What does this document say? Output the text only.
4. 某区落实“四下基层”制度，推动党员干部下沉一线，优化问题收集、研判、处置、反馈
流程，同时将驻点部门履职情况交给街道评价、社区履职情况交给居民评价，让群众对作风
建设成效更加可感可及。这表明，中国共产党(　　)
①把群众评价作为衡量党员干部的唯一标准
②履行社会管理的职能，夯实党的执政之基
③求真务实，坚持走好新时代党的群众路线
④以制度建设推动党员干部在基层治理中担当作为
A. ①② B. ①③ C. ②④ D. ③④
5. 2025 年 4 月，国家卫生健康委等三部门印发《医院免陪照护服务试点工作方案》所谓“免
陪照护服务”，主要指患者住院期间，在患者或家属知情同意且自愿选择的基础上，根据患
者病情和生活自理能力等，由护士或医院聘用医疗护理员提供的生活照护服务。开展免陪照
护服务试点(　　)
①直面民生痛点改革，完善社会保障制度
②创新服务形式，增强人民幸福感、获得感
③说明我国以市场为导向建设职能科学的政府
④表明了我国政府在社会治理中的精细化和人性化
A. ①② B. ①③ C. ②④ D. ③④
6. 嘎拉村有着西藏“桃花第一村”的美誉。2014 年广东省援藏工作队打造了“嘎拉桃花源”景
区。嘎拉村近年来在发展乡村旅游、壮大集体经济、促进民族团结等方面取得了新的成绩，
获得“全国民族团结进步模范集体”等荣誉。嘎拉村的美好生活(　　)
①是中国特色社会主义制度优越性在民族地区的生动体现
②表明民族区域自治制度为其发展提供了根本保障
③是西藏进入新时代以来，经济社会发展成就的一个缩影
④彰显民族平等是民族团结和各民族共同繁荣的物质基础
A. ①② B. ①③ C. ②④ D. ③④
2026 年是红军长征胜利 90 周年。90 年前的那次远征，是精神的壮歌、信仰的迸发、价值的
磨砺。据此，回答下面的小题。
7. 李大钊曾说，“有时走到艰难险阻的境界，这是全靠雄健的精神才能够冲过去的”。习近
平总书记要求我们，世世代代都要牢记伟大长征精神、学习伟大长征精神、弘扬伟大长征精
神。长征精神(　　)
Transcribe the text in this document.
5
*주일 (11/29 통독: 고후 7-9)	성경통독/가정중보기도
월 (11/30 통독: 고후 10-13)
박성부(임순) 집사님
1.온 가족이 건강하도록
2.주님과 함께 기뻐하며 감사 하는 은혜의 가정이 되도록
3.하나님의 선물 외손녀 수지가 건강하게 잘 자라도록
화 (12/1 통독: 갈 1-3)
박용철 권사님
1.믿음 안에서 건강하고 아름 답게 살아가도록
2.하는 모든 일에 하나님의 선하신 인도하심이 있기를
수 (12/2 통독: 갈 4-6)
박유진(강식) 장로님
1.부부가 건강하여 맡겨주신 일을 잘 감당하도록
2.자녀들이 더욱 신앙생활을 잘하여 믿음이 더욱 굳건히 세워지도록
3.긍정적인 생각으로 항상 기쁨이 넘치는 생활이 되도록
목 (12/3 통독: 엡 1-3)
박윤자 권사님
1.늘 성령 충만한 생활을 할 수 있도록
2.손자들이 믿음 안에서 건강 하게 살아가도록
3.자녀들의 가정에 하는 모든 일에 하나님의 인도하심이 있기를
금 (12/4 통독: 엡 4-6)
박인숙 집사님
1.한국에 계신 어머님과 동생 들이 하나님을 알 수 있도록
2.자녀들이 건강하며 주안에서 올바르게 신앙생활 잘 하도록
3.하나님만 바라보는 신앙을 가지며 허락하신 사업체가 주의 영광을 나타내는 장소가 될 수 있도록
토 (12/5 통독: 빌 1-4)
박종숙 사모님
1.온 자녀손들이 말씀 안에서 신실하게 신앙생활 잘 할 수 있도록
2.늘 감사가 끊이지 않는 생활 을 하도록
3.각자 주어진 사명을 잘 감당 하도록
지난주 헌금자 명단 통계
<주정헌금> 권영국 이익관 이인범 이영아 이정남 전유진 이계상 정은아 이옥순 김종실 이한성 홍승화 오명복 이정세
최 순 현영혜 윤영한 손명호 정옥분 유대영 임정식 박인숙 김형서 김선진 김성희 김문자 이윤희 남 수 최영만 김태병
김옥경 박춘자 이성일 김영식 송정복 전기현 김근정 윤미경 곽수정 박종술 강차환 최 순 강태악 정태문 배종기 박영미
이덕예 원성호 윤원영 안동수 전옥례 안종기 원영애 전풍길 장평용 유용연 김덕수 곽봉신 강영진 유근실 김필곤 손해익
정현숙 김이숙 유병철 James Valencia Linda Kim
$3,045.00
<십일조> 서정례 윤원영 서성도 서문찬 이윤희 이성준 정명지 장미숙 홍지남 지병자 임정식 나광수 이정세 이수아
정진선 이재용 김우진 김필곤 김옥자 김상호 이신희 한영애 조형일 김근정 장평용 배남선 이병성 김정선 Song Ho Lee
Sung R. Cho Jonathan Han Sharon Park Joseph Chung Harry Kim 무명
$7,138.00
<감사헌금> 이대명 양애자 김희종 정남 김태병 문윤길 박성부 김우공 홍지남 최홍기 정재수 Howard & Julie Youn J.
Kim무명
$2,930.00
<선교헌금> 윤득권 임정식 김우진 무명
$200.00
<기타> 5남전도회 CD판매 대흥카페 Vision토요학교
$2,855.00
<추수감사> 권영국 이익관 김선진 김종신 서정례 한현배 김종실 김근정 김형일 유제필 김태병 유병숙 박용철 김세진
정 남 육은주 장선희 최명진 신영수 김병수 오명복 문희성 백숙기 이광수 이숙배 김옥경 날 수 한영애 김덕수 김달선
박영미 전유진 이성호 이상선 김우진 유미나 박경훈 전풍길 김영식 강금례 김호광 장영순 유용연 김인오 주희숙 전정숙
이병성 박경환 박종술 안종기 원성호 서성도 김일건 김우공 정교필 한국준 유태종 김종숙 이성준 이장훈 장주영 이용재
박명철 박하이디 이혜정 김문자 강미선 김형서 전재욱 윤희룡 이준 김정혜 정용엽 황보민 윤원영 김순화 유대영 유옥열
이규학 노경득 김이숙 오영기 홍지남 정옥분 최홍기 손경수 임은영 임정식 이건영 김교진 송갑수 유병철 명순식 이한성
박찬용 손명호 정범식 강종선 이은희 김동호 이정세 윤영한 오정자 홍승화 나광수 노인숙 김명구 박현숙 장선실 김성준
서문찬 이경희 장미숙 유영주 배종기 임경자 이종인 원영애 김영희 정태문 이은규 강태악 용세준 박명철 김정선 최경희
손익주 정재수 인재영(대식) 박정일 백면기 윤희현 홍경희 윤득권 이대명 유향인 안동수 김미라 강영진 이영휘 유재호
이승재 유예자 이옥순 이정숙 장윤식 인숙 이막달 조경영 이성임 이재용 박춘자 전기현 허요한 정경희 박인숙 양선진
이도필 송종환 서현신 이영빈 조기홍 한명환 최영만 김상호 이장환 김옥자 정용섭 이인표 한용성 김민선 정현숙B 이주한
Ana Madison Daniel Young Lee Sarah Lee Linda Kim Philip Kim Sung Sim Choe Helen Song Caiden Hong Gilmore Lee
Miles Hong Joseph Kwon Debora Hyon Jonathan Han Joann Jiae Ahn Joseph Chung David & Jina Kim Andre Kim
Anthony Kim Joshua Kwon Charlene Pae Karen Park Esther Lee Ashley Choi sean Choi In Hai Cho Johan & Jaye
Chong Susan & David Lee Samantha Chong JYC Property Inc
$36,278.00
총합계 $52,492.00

....

_PROBLEM STATEMENT_
Restate all of the entries exactly, please.

_RESULT FOR THIS EXERCISE_
What does this document say? Output the text only.
4. 某区落实“四下基层”制度，推动党员干部下沉一线，优化问题收集、研判、处置、反馈
流程，同时将驻点部门履职情况交给街道评价、社区履职情况交给居民评价，让群众对作风
建设成效更加可感可及。这表明，中国共产党(　　)
①把群众评价作为衡量党员干部的唯一标准
②履行社会管理的职能，夯实党的执政之基
③求真务实，坚持走好新时代党的群众路线
④以制度建设推动党员干部在基层治理中担当作为
A. ①② B. ①③ C. ②④ D. ③④
5. 2025 年 4 月，国家卫生健康委等三部门印发《医院免陪照护服务试点工作方案》所谓“免
陪照护服务”，主要指患者住院期间，在患者或家属知情同意且自愿选择的基础上，根据患
者病情和生活自理能力等，由护士或医院聘用医疗护理员提供的生活照护服务。开展免陪照
护服务试点(　　)
①直面民生痛点改革，完善社会保障制度
②创新服务形式，增强人民幸福感、获得感
③说明我国以市场为导向建设职能科学的政府
④表明了我国政府在社会治理中的精细化和人性化
A. ①② B. ①③ C. ②④ D. ③④
6. 嘎拉村有着西藏“桃花第一村”的美誉。2014 年广东省援藏工作队打造了“嘎拉桃花源”景
区。嘎拉村近年来在发展乡村旅游、壮大集体经济、促进民族团结等方面取得了新的成绩，
获得“全国民族团结进步模范集体”等荣誉。嘎拉村的美好生活(　　)
①是中国特色社会主义制度优越性在民族地区的生动体现
②表明民族区域自治制度为其发展提供了根本保障
③是西藏进入新时代以来，经济社会发展成就的一个缩影
④彰显民族平等是民族团结和各民族共同繁荣的物质基础
A. ①② B. ①③ C. ②④ D. ③④
2026 年是红军长征胜利 90 周年。90 年前的那次远征，是精神的壮歌、信仰的迸发、价值的
磨砺。据此，回答下面的小题。
7. 李大钊曾说，“有时走到艰难险阻的境界，这是全靠雄健的精神才能够冲过去的”。习近
平总书记要求我们，世世代代都要牢记伟大长征精神、学习伟大长征精神、弘扬伟大长征精
神。长征精神(　　)
Transcribe the text in this document.
5
*주일 (11/29 통독: 고후 7-9)	성경통독/가정중보기도
월 (11/30 통독: 고후 10-13)
박성부(임순) 집사님
1.온 가족이 건강하도록
2.주님과 함께 기뻐하며 감사 하는 은혜의 가정이 되도록
3.하나님의 선물 외손녀 수지가 건강하게 잘 자라도록
화 (12/1 통독: 갈 1-3)
박용철 권사님
1.믿음 안에서 건강하고 아름 답게 살아가도록
2.하는 모든 일에 하나님의 선하신 인도하심이 있기를
수 (12/2 통독: 갈 4-6)
박유진(강식) 장로님
1.부부가 건강하여 맡겨주신 일을 잘 감당하도록
2.자녀들이 더욱 신앙생활을 잘하여 믿음이 더욱 굳건히 세워지도록
3.긍정적인 생각으로 항상 기쁨이 넘치는 생활이 되도록
목 (12/3 통독: 엡 1-3)
박윤자 권사님
1.늘 성령 충만한 생활을 할 수 있도록
2.손자들이 믿음 안에서 건강 하게 살아가도록
3.자녀들의 가정에 하는 모든 일에 하나님의 인도하심이 있기를
금 (12/4 통독: 엡 4-6)
박인숙 집사님
1.한국에 계신 어머님과 동생 들이 하나님을 알 수 있도록
2.자녀들이 건강하며 주안에서 올바르게 신앙생활 잘 하도록
3.하나님만 바라보는 신앙을 가지며 허락하신 사업체가 주의 영광을 나타내는 장소가 될 수 있도록
토 (12/5 통독: 빌 1-4)
박종숙 사모님
1.온 자녀손들이 말씀 안에서 신실하게 신앙생활 잘 할 수 있도록
2.늘 감사가 끊이지 않는 생활 을 하도록
3.각자 주어진 사명을 잘 감당 하도록
지난주 헌금자 명단 통계
<주정헌금> 권영국 이익관 이인범 이영아 이정남 전유진 이계상 정은아 이옥순 김종실 이한성 홍승화 오명복 이정세
최 순 현영혜 윤영한 손명호 정옥분 유대영 임정식 박인숙 김형서 김선진 김성희 김문자 이윤희 남 수 최영만 김태병
김옥경 박춘자 이성일 김영식 송정복 전기현 김근정 윤미경 곽수정 박종술 강차환 최 순 강태악 정태문 배종기 박영미
이덕예 원성호 윤원영 안동수 전옥례 안종기 원영애 전풍길 장평용 유용연 김덕수 곽봉신 강영진 유근실 김필곤 손해익
정현숙 김이숙 유병철 James Valencia Linda Kim
$3,045.00
<십일조> 서정례 윤원영 서성도 서문찬 이윤희 이성준 정명지 장미숙 홍지남 지병자 임정식 나광수 이정세 이수아
정진선 이재용 김우진 김필곤 김옥자 김상호 이신희 한영애 조형일 김근정 장평용 배남선 이병성 김정선 Song Ho Lee
Sung R. Cho Jonathan Han Sharon Park Joseph Chung Harry Kim 무명
$7,138.00
<감사헌금> 이대명 양애자 김희종 정남 김태병 문윤길 박성부 김우공 홍지남 최홍기 정재수 Howard & Julie Youn J.
Kim무명
$2,930.00
<선교헌금> 윤득권 임정식 김우진 무명
$200.00
<기타> 5남전도회 CD판매 대흥카페 Vision토요학교
$2,855.00
<추수감사> 권영국 이익관 김선진 김종신 서정례 한현배 김종실 김근정 김형일 유제필 김태병 유병숙 박용철 김세진
정 남 육은주 장선희 최명진 신영수 김병수 오명복 문희성 백숙기 이광수 이숙배 김옥경 날 수 한영애 김덕수 김달선
박영미 전유진 이성호 이상선 김우진 유미나 박경훈 전풍길 김영식 강금례 김호광 장영순 유용연 김인오 주희숙 전정숙
이병성 박경환 박종술 안종기 원성호 서성도 김일건 김우공 정교필 한국준 유태종 김종숙 이성준 이장훈 장주영 이용재
박명철 박하이디 이혜정 김문자 강미선 김형서 전재욱 윤희룡 이준 김정혜 정용엽 황보민 윤원영 김순화 유대영 유옥열
이규학 노경득 김이숙 오영기 홍지남 정옥분 최홍기 손경수 임은영 임정식 이건영 김교진 송갑수 유병철 명순식 이한성
박찬용 손명호 정범식 강종선 이은희 김동호 이정세 윤영한 오정자 홍승화 나광수 노인숙 김명구 박현숙 장선실 김성준
서문찬 이경희 장미숙 유영주 배종기 임경자 이종인 원영애 김영희 정태문 이은규 강태악 용세준 박명철 김정선 최경희
손익주 정재수 인재영(대식) 박정일 백면기 윤희현 홍경희 윤득권 이대명 유향인 안동수 김미라 강영진 이영휘 유재호
이승재 유예자 이옥순 이정숙 장윤식 인숙 이막달 조경영 이성임 이재용 박춘자 전기현 허요한 정경희 박인숙 양선진
이도필 송종환 서현신 이영빈 조기홍 한명환 최영만 김상호 이장환 김옥자 정용섭 이인표 한용성 김민선 정현숙B 이주한
Ana Madison Daniel Young Lee Sarah Lee Linda Kim Philip Kim Sung Sim Choe Helen Song Caiden Hong Gilmore Lee
Miles Hong Joseph Kwon Debora Hyon Jonathan Han Joann Jiae Ahn Joseph Chung David & Jina Kim Andre Kim
Anthony Kim Joshua Kwon Charlene Pae Karen Park Esther Lee Ashley Choi sean Choi In Hai Cho Johan & Jaye
Chong Susan & David Lee Samantha Chong JYC Property Inc
$36,278.00
총합계 $52,492.00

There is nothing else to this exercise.